TASK OBJECTIVE
Without including any pictures, copy each entry below exactly.

Collection entries

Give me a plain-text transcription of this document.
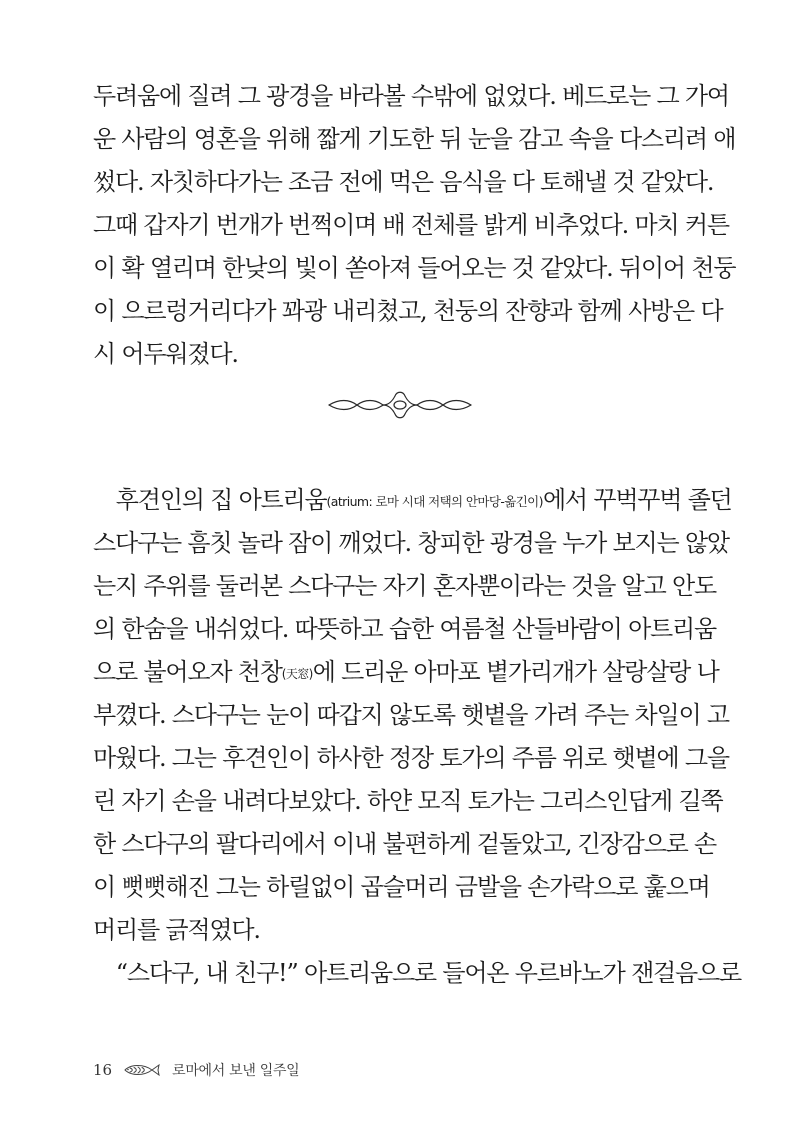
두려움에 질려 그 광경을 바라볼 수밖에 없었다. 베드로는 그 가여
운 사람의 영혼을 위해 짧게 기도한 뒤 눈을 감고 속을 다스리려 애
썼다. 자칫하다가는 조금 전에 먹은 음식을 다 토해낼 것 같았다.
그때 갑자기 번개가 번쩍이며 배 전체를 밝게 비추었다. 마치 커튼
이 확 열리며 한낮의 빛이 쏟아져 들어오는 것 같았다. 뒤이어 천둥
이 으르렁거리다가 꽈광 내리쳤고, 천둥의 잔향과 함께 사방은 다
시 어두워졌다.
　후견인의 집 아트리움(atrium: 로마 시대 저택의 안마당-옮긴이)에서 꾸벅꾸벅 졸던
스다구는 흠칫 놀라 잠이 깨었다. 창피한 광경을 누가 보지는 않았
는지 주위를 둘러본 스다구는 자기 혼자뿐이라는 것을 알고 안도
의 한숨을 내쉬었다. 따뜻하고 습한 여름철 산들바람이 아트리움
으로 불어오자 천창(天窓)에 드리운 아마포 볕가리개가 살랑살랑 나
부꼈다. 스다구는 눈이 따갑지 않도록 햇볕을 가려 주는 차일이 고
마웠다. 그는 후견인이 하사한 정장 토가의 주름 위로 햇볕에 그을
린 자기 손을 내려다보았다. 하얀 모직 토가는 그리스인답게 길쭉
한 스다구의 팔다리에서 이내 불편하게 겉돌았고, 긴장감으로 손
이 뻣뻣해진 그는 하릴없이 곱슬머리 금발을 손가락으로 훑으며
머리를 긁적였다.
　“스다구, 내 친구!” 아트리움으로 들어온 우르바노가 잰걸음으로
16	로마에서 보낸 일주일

EXERCISE RESULT
Give me a plain-text transcription of this document.
두려움에 질려 그 광경을 바라볼 수밖에 없었다. 베드로는 그 가여
운 사람의 영혼을 위해 짧게 기도한 뒤 눈을 감고 속을 다스리려 애
썼다. 자칫하다가는 조금 전에 먹은 음식을 다 토해낼 것 같았다.
그때 갑자기 번개가 번쩍이며 배 전체를 밝게 비추었다. 마치 커튼
이 확 열리며 한낮의 빛이 쏟아져 들어오는 것 같았다. 뒤이어 천둥
이 으르렁거리다가 꽈광 내리쳤고, 천둥의 잔향과 함께 사방은 다
시 어두워졌다.
　후견인의 집 아트리움(atrium: 로마 시대 저택의 안마당-옮긴이)에서 꾸벅꾸벅 졸던
스다구는 흠칫 놀라 잠이 깨었다. 창피한 광경을 누가 보지는 않았
는지 주위를 둘러본 스다구는 자기 혼자뿐이라는 것을 알고 안도
의 한숨을 내쉬었다. 따뜻하고 습한 여름철 산들바람이 아트리움
으로 불어오자 천창(天窓)에 드리운 아마포 볕가리개가 살랑살랑 나
부꼈다. 스다구는 눈이 따갑지 않도록 햇볕을 가려 주는 차일이 고
마웠다. 그는 후견인이 하사한 정장 토가의 주름 위로 햇볕에 그을
린 자기 손을 내려다보았다. 하얀 모직 토가는 그리스인답게 길쭉
한 스다구의 팔다리에서 이내 불편하게 겉돌았고, 긴장감으로 손
이 뻣뻣해진 그는 하릴없이 곱슬머리 금발을 손가락으로 훑으며
머리를 긁적였다.
　“스다구, 내 친구!” 아트리움으로 들어온 우르바노가 잰걸음으로
16	로마에서 보낸 일주일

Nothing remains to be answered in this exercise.